• **The request**
State how many lines in these records contain the word "plain", and nothing else.

··· Dataset records

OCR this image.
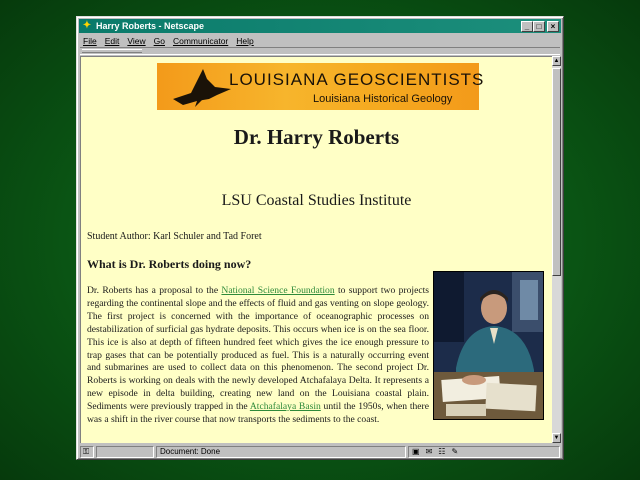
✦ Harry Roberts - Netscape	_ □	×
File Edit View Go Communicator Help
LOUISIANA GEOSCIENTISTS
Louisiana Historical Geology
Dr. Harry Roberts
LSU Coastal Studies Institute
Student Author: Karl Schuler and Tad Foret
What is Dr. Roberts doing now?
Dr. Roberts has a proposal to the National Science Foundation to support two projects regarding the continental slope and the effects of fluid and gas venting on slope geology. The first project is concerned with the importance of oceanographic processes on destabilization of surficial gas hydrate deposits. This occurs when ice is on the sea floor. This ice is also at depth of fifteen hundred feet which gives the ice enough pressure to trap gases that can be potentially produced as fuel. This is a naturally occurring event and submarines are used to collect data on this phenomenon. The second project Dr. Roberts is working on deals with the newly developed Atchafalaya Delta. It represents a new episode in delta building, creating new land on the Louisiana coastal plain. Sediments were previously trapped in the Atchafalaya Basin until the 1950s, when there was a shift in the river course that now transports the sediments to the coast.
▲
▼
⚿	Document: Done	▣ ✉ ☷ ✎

······
··· Dataset records

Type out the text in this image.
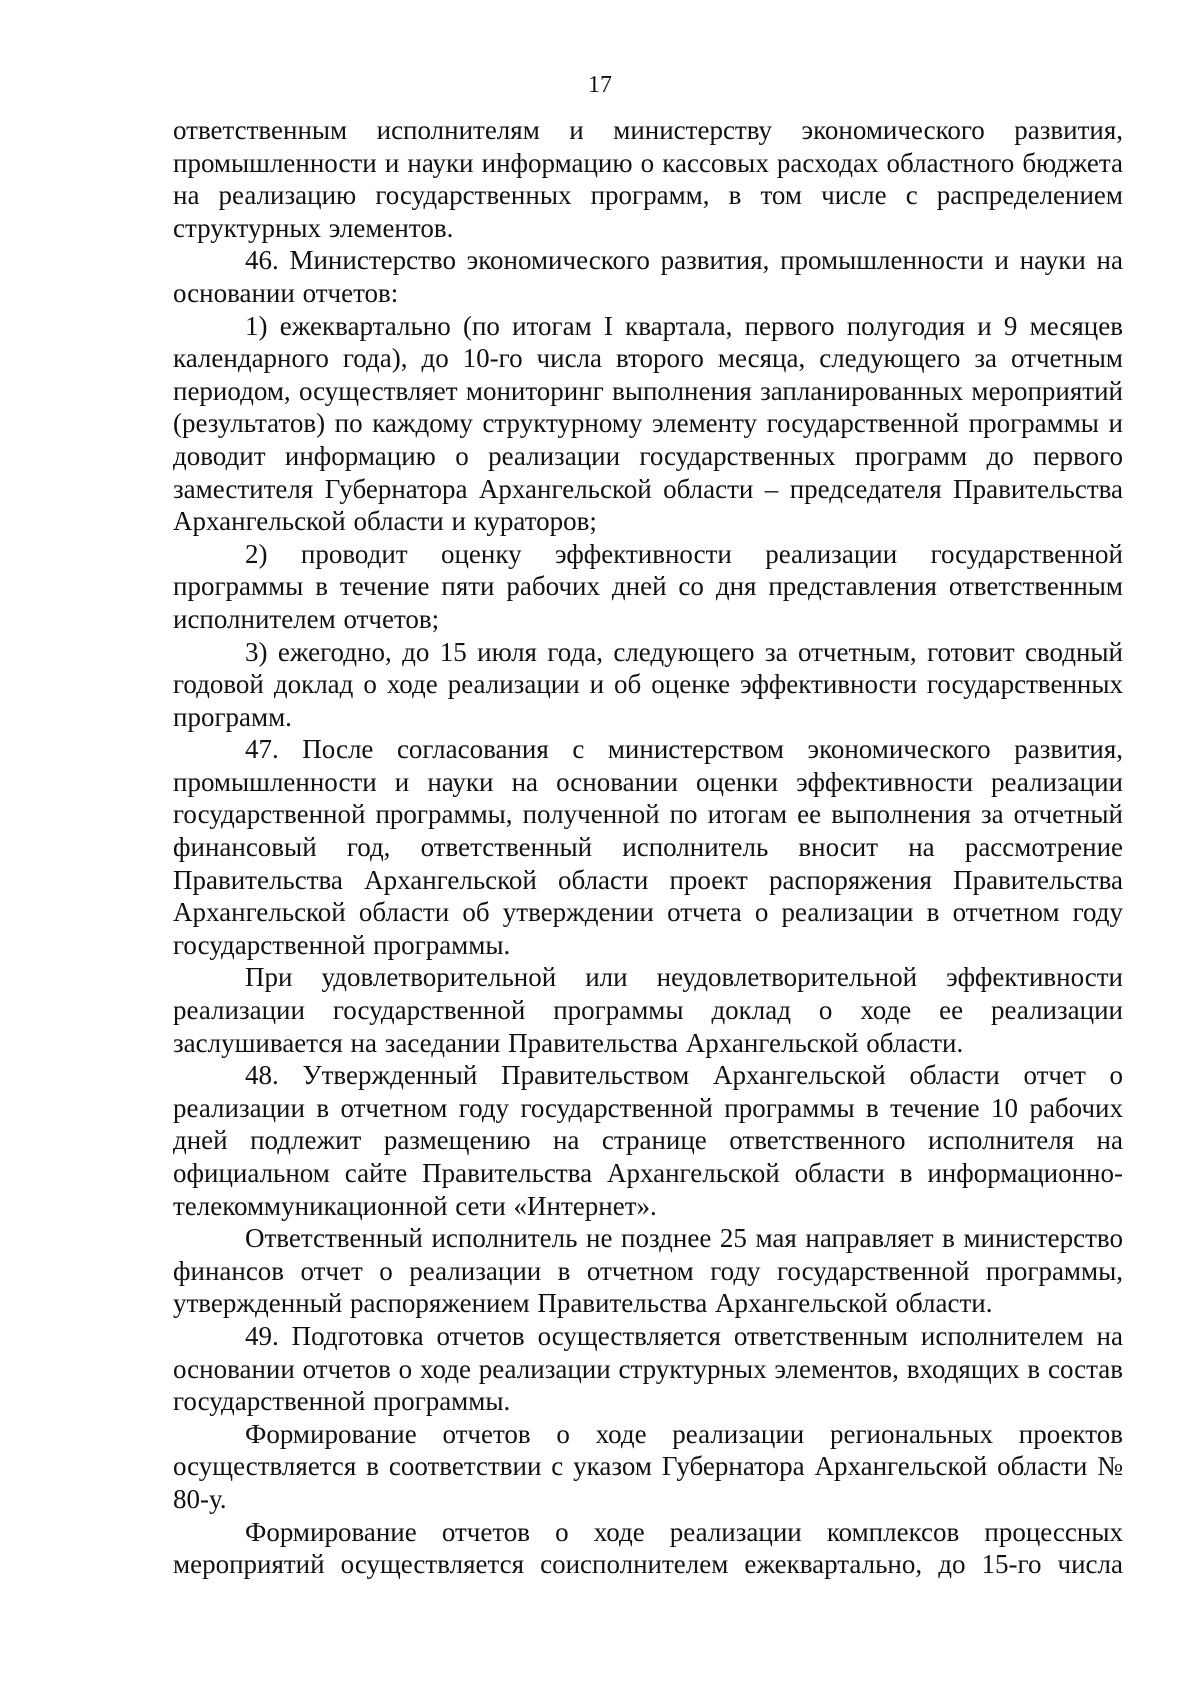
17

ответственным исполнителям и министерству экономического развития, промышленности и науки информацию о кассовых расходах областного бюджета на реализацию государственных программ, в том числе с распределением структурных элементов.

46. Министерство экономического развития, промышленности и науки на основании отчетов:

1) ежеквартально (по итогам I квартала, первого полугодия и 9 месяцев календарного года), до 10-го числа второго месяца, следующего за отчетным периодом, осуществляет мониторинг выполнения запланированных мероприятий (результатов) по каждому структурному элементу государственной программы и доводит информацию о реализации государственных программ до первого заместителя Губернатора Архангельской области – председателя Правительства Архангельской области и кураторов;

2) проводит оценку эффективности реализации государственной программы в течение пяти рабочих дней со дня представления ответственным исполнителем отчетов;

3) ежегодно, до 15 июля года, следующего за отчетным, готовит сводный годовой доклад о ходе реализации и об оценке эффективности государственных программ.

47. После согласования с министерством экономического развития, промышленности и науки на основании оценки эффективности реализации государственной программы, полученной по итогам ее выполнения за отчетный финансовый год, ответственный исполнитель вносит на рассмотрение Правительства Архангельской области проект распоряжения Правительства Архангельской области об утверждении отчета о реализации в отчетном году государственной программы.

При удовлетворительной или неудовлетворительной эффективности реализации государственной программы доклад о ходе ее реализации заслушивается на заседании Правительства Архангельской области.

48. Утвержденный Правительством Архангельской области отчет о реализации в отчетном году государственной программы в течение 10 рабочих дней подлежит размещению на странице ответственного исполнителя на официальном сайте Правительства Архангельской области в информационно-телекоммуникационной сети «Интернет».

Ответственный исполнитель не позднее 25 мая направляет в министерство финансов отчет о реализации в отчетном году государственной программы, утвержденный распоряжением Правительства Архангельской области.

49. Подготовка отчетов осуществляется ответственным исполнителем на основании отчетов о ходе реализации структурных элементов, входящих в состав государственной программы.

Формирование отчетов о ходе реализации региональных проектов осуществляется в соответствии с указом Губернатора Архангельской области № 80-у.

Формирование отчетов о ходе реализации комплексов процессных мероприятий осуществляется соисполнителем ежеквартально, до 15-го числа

······
··· Dataset records

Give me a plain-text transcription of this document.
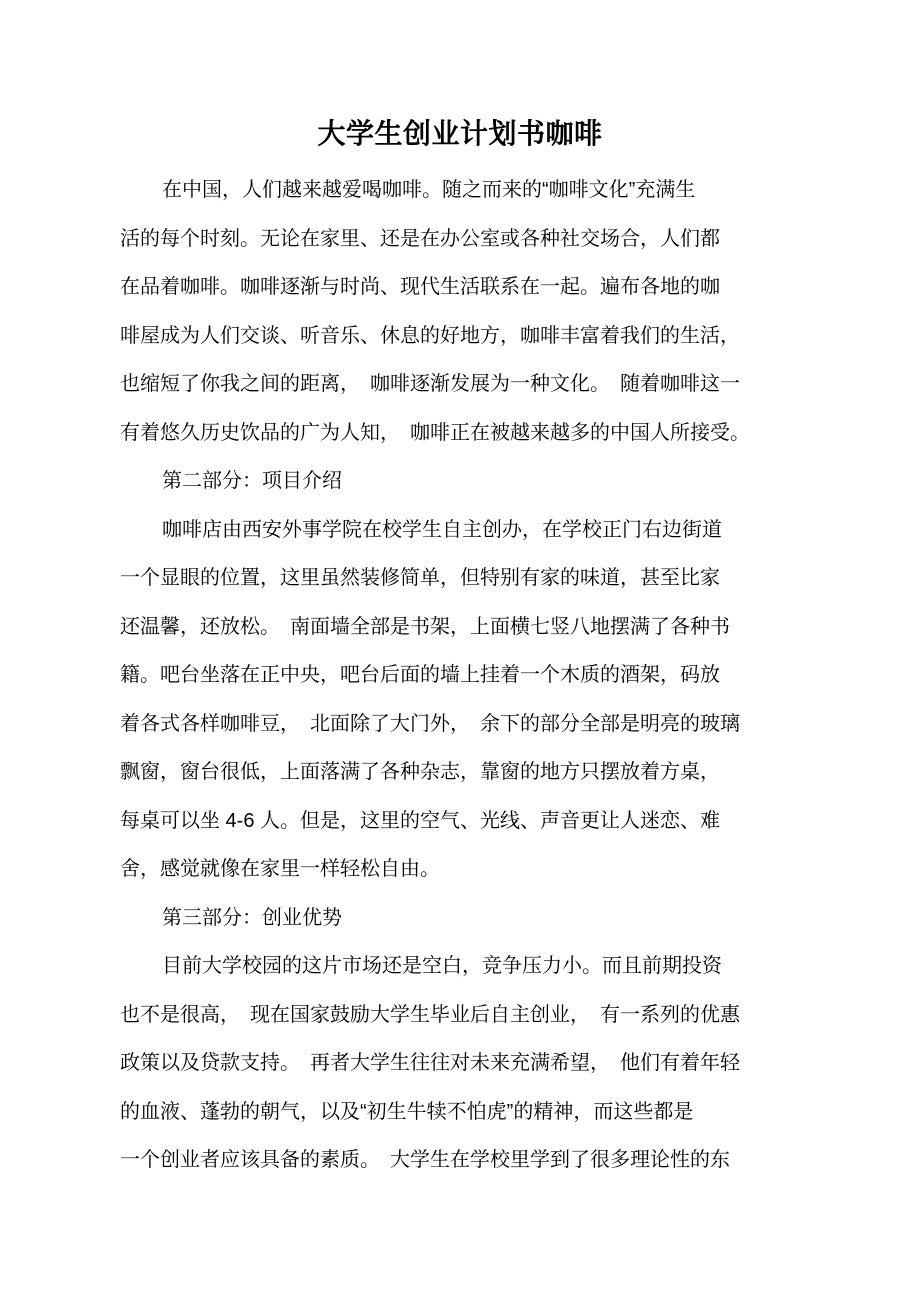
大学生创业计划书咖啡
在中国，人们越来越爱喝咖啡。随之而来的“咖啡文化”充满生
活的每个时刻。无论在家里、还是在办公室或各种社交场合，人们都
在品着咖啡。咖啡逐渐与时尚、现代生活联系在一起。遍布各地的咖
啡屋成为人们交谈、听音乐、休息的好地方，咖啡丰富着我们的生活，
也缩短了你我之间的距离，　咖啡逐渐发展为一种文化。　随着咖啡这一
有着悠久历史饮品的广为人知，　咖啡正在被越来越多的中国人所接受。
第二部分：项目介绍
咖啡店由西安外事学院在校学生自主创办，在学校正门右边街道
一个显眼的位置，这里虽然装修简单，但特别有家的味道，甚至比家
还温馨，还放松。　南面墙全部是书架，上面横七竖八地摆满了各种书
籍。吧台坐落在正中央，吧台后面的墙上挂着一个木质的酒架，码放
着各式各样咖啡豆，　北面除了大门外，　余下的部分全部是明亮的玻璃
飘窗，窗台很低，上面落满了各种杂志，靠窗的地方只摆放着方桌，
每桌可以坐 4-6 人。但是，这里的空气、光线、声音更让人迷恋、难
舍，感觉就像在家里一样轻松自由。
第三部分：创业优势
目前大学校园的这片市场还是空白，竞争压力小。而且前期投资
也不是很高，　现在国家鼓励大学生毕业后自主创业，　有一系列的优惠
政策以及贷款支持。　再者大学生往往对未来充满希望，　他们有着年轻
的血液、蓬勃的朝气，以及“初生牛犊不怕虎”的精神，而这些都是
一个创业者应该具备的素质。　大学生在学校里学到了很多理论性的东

······

• **Expected answer**
2